DIRECTION:
Convert every line of the rows below into a JSON list of strings, one string per line, skipping blank lines and leaving the pictures out.

EXERCISE INPUTS:
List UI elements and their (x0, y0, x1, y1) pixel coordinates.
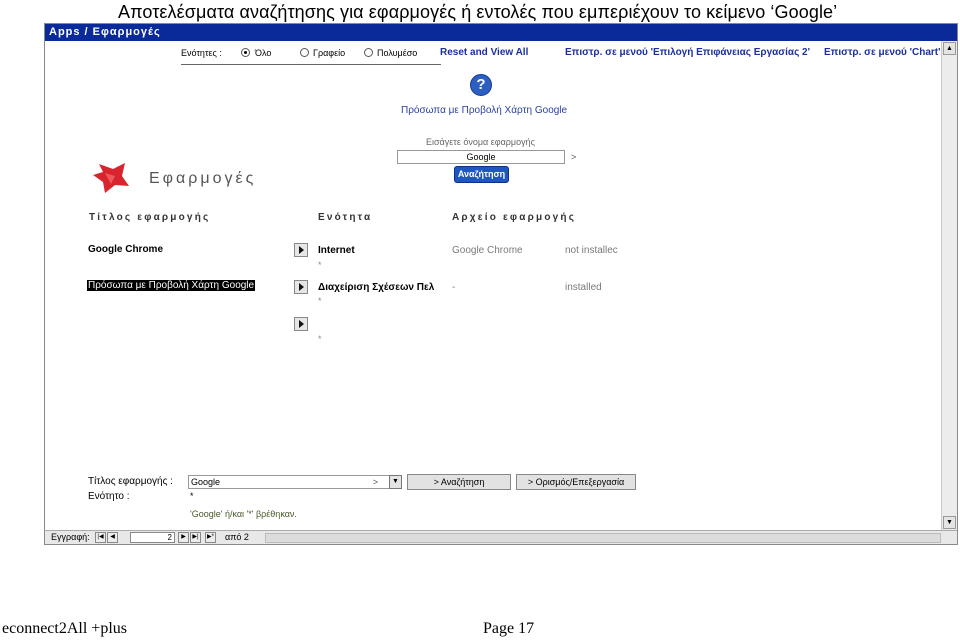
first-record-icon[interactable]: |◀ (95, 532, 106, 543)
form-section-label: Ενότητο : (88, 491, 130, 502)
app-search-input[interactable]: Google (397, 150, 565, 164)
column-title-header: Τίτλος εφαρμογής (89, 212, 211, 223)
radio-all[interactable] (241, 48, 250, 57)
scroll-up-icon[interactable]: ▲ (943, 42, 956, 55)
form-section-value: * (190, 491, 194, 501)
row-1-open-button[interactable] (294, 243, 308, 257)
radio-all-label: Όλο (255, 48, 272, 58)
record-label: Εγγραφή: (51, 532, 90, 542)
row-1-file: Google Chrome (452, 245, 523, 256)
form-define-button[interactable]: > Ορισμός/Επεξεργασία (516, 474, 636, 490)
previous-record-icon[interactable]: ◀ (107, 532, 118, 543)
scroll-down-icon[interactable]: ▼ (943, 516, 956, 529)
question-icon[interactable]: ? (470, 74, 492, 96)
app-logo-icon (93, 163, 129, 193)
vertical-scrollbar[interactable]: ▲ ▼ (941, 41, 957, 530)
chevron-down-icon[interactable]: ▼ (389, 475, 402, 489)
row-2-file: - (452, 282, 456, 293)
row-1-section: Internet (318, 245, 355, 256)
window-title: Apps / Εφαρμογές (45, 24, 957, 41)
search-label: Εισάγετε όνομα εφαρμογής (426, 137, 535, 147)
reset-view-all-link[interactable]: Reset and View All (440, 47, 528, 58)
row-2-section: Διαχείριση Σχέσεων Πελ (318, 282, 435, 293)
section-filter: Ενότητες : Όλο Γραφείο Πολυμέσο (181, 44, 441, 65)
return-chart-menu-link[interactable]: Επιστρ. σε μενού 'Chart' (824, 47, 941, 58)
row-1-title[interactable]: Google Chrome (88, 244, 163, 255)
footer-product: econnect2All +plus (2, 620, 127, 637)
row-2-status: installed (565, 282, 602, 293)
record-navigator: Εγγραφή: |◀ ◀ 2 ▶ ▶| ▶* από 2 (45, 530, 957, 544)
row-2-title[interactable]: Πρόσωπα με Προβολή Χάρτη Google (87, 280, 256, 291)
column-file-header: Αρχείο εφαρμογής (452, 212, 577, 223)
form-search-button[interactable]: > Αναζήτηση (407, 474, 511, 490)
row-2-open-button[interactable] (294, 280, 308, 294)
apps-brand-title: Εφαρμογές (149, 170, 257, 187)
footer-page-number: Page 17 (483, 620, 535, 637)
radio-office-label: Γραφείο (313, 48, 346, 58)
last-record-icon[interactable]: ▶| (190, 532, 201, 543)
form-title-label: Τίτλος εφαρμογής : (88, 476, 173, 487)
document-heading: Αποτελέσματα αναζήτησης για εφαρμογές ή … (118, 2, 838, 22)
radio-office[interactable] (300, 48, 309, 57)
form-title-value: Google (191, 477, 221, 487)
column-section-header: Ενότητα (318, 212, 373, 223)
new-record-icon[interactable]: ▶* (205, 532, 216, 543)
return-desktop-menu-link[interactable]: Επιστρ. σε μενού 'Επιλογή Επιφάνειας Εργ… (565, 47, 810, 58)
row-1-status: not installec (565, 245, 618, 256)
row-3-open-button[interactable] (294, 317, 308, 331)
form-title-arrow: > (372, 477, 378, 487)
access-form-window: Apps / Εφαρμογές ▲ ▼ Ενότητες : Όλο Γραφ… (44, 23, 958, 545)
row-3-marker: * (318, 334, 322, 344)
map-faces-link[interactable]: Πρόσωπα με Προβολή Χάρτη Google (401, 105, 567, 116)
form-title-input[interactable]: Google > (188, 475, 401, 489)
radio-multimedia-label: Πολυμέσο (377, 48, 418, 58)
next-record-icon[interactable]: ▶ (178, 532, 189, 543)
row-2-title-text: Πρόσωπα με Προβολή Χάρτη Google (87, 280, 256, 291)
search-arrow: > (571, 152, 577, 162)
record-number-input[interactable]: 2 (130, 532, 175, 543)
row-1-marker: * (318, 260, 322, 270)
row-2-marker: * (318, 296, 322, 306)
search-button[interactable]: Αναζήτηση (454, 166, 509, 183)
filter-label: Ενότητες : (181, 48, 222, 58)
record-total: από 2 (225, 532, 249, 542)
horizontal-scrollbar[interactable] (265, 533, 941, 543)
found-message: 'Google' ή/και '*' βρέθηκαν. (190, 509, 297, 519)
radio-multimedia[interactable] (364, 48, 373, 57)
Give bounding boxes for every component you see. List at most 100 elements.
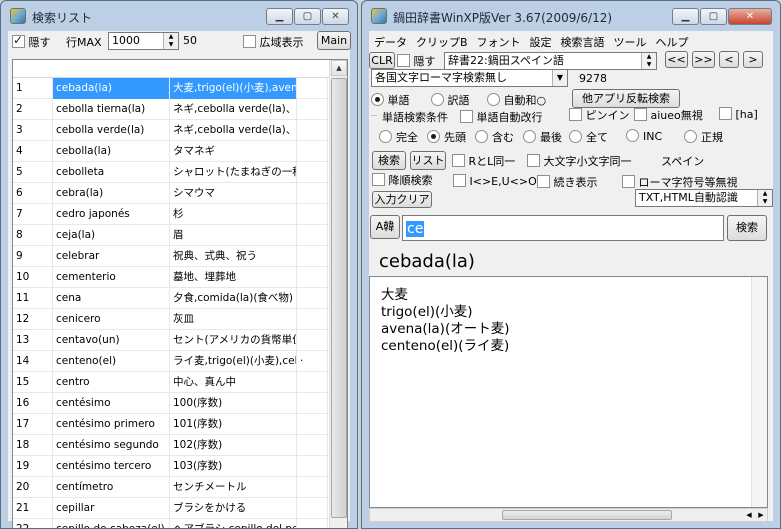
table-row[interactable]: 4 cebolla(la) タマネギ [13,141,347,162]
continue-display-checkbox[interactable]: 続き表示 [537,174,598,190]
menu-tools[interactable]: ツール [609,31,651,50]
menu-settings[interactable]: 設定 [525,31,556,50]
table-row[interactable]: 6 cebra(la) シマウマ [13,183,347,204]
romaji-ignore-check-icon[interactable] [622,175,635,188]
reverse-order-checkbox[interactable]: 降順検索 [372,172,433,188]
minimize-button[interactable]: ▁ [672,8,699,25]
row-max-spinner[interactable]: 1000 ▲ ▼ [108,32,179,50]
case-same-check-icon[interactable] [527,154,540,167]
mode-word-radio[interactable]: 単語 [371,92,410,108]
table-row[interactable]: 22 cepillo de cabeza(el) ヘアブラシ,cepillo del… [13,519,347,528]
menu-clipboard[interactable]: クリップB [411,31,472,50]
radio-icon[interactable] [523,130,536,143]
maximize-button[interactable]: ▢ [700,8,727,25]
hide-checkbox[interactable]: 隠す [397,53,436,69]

RESPONSE FOR THIS EXERCISE:
[
  "List UI elements and their (x0, y0, x1, y1) pixel coordinates.",
  "first-record-icon[interactable]: |◀ (95, 532, 106, 543)",
  "form-section-label: Ενότητο : (88, 491, 130, 502)",
  "app-search-input[interactable]: Google (397, 150, 565, 164)",
  "column-title-header: Τίτλος εφαρμογής (89, 212, 211, 223)",
  "radio-all[interactable] (241, 48, 250, 57)",
  "scroll-up-icon[interactable]: ▲ (943, 42, 956, 55)",
  "form-section-value: * (190, 491, 194, 501)",
  "row-1-open-button[interactable] (294, 243, 308, 257)",
  "radio-all-label: Όλο (255, 48, 272, 58)",
  "record-label: Εγγραφή: (51, 532, 90, 542)",
  "row-1-file: Google Chrome (452, 245, 523, 256)",
  "form-define-button[interactable]: > Ορισμός/Επεξεργασία (516, 474, 636, 490)",
  "previous-record-icon[interactable]: ◀ (107, 532, 118, 543)",
  "scroll-down-icon[interactable]: ▼ (943, 516, 956, 529)",
  "question-icon[interactable]: ? (470, 74, 492, 96)",
  "app-logo-icon (93, 163, 129, 193)",
  "vertical-scrollbar[interactable]: ▲ ▼ (941, 41, 957, 530)",
  "chevron-down-icon[interactable]: ▼ (389, 475, 402, 489)",
  "row-2-file: - (452, 282, 456, 293)",
  "row-1-section: Internet (318, 245, 355, 256)",
  "window-title: Apps / Εφαρμογές (45, 24, 957, 41)",
  "search-label: Εισάγετε όνομα εφαρμογής (426, 137, 535, 147)",
  "reset-view-all-link[interactable]: Reset and View All (440, 47, 528, 58)",
  "row-2-section: Διαχείριση Σχέσεων Πελ (318, 282, 435, 293)",
  "section-filter: Ενότητες : Όλο Γραφείο Πολυμέσο (181, 44, 441, 65)",
  "return-chart-menu-link[interactable]: Επιστρ. σε μενού 'Chart' (824, 47, 941, 58)",
  "row-1-title[interactable]: Google Chrome (88, 244, 163, 255)",
  "footer-product: econnect2All +plus (2, 620, 127, 637)",
  "row-2-status: installed (565, 282, 602, 293)",
  "record-navigator: Εγγραφή: |◀ ◀ 2 ▶ ▶| ▶* από 2 (45, 530, 957, 544)",
  "row-2-title[interactable]: Πρόσωπα με Προβολή Χάρτη Google (87, 280, 256, 291)",
  "column-file-header: Αρχείο εφαρμογής (452, 212, 577, 223)",
  "form-search-button[interactable]: > Αναζήτηση (407, 474, 511, 490)",
  "row-2-open-button[interactable] (294, 280, 308, 294)",
  "apps-brand-title: Εφαρμογές (149, 170, 257, 187)",
  "footer-page-number: Page 17 (483, 620, 535, 637)",
  "radio-office-label: Γραφείο (313, 48, 346, 58)",
  "last-record-icon[interactable]: ▶| (190, 532, 201, 543)",
  "form-title-label: Τίτλος εφαρμογής : (88, 476, 173, 487)",
  "document-heading: Αποτελέσματα αναζήτησης για εφαρμογές ή … (118, 2, 838, 22)",
  "radio-office[interactable] (300, 48, 309, 57)",
  "form-title-value: Google (191, 477, 221, 487)",
  "column-section-header: Ενότητα (318, 212, 373, 223)",
  "new-record-icon[interactable]: ▶* (205, 532, 216, 543)",
  "return-desktop-menu-link[interactable]: Επιστρ. σε μενού 'Επιλογή Επιφάνειας Εργ… (565, 47, 810, 58)",
  "row-1-status: not installec (565, 245, 618, 256)",
  "row-3-open-button[interactable] (294, 317, 308, 331)",
  "form-title-arrow: > (372, 477, 378, 487)",
  "access-form-window: Apps / Εφαρμογές ▲ ▼ Ενότητες : Όλο Γραφ… (44, 23, 958, 545)",
  "row-3-marker: * (318, 334, 322, 344)",
  "map-faces-link[interactable]: Πρόσωπα με Προβολή Χάρτη Google (401, 105, 567, 116)",
  "form-title-input[interactable]: Google > (188, 475, 401, 489)",
  "radio-multimedia-label: Πολυμέσο (377, 48, 418, 58)",
  "next-record-icon[interactable]: ▶ (178, 532, 189, 543)",
  "row-2-title-text: Πρόσωπα με Προβολή Χάρτη Google (87, 280, 256, 291)",
  "search-arrow: > (571, 152, 577, 162)",
  "record-number-input[interactable]: 2 (130, 532, 175, 543)",
  "row-1-marker: * (318, 260, 322, 270)",
  "row-2-marker: * (318, 296, 322, 306)",
  "search-button[interactable]: Αναζήτηση (454, 166, 509, 183)",
  "filter-label: Ενότητες : (181, 48, 222, 58)",
  "record-total: από 2 (225, 532, 249, 542)",
  "horizontal-scrollbar[interactable] (265, 533, 941, 543)",
  "found-message: 'Google' ή/και '*' βρέθηκαν. (190, 509, 297, 519)",
  "radio-multimedia[interactable] (364, 48, 373, 57)",
  "Give bounding boxes for every component you see. List at most 100 elements.",
  "table-row[interactable]: 4 cebolla(la) タマネギ [13,141,347,162]",
  "continue-display-checkbox[interactable]: 続き表示 [537,174,598,190]",
  "menu-tools[interactable]: ツール [609,31,651,50]",
  "menu-settings[interactable]: 設定 [525,31,556,50]",
  "table-row[interactable]: 6 cebra(la) シマウマ [13,183,347,204]",
  "romaji-ignore-check-icon[interactable] [622,175,635,188]",
  "reverse-order-checkbox[interactable]: 降順検索 [372,172,433,188]",
  "minimize-button[interactable]: ▁ [672,8,699,25]",
  "row-max-spinner[interactable]: 1000 ▲ ▼ [108,32,179,50]",
  "case-same-check-icon[interactable] [527,154,540,167]",
  "mode-word-radio[interactable]: 単語 [371,92,410,108]",
  "table-row[interactable]: 22 cepillo de cabeza(el) ヘアブラシ,cepillo del… [13,519,347,528]",
  "menu-clipboard[interactable]: クリップB [411,31,472,50]",
  "radio-icon[interactable] [523,130,536,143]",
  "maximize-button[interactable]: ▢ [700,8,727,25]",
  "hide-checkbox[interactable]: 隠す [397,53,436,69]"
]